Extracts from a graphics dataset
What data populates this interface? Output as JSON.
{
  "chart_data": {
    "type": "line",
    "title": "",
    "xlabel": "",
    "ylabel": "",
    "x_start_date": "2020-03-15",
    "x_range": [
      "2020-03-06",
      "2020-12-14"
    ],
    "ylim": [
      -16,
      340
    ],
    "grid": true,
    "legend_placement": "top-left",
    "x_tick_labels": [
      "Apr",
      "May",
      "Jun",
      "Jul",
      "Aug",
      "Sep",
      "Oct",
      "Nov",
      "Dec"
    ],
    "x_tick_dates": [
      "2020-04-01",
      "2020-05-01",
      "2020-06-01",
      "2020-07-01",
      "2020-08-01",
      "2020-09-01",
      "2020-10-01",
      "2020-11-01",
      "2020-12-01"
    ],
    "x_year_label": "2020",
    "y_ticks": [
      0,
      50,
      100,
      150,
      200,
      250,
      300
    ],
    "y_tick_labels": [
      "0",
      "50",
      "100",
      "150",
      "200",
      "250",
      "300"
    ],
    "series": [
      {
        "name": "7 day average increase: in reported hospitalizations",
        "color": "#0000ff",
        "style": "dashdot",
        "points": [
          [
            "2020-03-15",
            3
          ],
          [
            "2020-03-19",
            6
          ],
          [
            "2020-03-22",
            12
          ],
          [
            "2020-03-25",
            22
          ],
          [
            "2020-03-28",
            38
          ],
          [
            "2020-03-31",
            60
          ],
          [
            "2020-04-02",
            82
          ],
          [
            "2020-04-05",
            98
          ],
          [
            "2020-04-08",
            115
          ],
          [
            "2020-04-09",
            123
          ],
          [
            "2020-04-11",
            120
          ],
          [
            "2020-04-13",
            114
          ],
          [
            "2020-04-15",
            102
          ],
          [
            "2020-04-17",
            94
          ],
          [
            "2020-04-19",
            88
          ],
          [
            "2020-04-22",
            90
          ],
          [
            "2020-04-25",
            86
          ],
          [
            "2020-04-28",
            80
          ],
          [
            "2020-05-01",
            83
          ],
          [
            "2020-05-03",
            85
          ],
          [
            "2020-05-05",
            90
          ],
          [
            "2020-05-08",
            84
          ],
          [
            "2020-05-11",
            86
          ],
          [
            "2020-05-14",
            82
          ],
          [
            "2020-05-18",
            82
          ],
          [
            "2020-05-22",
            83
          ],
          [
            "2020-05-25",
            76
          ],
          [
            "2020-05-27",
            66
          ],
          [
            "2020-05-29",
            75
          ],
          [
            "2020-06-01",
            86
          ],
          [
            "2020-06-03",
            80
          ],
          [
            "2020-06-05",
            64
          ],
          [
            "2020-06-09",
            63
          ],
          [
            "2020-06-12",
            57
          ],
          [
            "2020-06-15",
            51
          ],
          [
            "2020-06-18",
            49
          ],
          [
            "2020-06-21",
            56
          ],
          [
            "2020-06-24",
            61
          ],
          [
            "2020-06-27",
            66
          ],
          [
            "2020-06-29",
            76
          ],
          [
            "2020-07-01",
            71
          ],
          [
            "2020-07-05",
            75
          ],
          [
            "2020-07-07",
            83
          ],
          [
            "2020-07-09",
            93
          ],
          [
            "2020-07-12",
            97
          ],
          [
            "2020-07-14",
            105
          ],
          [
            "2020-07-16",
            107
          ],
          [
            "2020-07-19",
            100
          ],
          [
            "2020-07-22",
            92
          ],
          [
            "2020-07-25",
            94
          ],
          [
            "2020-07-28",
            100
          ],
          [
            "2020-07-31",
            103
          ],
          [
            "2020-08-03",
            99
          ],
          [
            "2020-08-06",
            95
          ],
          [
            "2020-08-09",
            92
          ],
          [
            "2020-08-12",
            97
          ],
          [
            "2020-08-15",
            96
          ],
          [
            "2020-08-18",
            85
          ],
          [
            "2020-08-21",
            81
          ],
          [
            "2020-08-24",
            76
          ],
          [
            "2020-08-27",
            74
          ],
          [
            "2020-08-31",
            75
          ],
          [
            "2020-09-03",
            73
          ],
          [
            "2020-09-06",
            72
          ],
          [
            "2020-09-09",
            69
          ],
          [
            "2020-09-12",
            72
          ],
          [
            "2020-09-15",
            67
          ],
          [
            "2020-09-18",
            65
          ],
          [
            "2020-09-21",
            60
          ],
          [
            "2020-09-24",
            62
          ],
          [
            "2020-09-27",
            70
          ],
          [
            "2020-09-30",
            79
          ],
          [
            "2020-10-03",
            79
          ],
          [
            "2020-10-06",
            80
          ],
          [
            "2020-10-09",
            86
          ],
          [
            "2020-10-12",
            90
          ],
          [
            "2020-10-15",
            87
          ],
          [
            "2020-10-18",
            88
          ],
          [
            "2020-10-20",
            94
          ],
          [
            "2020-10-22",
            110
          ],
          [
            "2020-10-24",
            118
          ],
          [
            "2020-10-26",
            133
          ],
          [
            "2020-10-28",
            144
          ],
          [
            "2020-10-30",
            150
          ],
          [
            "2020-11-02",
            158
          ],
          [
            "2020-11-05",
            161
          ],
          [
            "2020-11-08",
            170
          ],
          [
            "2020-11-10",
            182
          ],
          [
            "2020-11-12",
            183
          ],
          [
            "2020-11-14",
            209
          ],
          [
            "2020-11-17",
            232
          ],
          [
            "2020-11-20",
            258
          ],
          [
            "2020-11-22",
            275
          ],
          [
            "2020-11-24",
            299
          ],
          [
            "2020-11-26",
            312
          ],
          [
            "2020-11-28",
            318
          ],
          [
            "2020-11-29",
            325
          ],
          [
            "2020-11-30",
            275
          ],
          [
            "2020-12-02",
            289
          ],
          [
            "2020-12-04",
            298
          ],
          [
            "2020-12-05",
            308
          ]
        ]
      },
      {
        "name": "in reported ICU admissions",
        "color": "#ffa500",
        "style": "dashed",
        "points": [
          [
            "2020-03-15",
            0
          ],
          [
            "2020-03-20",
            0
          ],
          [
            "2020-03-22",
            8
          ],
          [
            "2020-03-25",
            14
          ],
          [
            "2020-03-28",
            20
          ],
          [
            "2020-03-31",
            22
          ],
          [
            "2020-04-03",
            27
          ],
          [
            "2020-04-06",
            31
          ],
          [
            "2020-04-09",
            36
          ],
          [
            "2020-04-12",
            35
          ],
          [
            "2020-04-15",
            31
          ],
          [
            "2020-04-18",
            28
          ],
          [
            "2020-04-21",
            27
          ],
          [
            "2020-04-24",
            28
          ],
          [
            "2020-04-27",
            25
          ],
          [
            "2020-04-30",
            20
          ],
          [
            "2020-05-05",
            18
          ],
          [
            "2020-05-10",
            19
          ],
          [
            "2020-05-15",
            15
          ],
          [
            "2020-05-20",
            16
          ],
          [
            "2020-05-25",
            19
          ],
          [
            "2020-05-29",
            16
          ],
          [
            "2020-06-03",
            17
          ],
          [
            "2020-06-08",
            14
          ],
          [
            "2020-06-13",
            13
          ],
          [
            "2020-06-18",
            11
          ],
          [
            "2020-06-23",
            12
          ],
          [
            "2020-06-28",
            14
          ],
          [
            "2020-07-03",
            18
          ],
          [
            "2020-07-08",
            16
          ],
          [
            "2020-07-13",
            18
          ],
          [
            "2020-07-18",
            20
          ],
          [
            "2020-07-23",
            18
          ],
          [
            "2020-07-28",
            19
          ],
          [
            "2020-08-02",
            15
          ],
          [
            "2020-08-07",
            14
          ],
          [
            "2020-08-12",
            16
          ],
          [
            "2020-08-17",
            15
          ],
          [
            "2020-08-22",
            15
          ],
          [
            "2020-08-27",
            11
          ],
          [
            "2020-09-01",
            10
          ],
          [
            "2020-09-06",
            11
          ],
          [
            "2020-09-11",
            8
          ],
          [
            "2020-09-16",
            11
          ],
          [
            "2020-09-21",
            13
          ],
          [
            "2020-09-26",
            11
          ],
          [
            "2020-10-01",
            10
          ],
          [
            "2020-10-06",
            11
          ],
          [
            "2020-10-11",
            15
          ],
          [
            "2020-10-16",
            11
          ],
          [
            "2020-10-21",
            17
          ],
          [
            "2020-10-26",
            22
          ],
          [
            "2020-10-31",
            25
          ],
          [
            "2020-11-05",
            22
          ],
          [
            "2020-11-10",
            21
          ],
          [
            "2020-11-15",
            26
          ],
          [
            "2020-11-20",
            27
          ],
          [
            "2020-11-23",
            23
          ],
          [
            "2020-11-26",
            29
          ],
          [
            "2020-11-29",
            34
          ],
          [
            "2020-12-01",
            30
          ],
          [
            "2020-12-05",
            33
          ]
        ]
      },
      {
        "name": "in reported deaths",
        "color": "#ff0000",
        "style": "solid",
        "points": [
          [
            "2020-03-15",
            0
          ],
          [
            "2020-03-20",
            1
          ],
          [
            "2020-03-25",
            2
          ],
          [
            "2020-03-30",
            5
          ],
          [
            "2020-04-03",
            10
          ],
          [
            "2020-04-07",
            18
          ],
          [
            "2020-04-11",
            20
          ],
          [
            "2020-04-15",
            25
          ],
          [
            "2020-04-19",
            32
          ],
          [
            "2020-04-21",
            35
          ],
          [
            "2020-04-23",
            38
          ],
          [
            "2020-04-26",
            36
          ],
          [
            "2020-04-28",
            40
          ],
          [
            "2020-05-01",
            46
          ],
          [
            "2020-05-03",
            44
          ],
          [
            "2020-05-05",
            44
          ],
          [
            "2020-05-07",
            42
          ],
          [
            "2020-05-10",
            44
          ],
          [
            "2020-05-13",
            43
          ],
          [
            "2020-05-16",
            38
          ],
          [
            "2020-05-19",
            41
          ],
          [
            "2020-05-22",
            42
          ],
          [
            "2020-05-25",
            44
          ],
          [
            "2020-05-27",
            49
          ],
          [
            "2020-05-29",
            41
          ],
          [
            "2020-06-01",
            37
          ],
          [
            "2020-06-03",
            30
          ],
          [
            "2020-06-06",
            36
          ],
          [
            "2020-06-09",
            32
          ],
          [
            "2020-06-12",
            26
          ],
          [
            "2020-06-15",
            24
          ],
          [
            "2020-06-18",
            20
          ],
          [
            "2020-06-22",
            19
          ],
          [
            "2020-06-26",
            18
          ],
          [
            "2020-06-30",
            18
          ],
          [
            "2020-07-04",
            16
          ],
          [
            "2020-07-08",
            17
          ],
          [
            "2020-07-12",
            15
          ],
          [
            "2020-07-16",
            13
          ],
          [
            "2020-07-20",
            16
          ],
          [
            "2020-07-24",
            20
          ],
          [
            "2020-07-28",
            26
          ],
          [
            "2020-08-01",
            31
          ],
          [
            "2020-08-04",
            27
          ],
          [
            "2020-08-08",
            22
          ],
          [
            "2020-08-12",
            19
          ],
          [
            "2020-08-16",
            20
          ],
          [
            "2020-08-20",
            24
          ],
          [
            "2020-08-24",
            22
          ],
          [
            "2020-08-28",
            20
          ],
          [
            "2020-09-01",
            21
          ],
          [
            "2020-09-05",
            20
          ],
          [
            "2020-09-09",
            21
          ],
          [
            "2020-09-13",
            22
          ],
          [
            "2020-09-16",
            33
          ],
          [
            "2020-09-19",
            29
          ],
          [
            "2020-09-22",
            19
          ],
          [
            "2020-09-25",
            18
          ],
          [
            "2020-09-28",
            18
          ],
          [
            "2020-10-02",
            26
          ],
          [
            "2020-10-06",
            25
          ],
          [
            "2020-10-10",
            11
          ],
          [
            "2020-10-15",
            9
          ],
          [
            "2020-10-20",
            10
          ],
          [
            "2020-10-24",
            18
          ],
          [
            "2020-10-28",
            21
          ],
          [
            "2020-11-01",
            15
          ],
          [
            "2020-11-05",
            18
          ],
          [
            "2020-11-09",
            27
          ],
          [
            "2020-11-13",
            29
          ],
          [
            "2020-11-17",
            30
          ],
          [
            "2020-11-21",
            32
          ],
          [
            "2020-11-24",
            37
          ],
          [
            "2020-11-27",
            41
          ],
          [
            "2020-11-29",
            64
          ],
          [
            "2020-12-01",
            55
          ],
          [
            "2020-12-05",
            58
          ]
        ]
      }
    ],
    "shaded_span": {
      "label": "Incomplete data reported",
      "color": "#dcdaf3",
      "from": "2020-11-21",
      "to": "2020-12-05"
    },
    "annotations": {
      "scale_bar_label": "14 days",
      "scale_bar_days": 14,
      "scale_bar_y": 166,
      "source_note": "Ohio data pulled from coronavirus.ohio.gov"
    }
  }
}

§ **Exercise**:
Wherever the string "color" appears in a line above, copy that line.

§ **Response for this exercise**:
        "color": "#0000ff",
        "color": "#ffa500",
        "color": "#ff0000",
      "color": "#dcdaf3",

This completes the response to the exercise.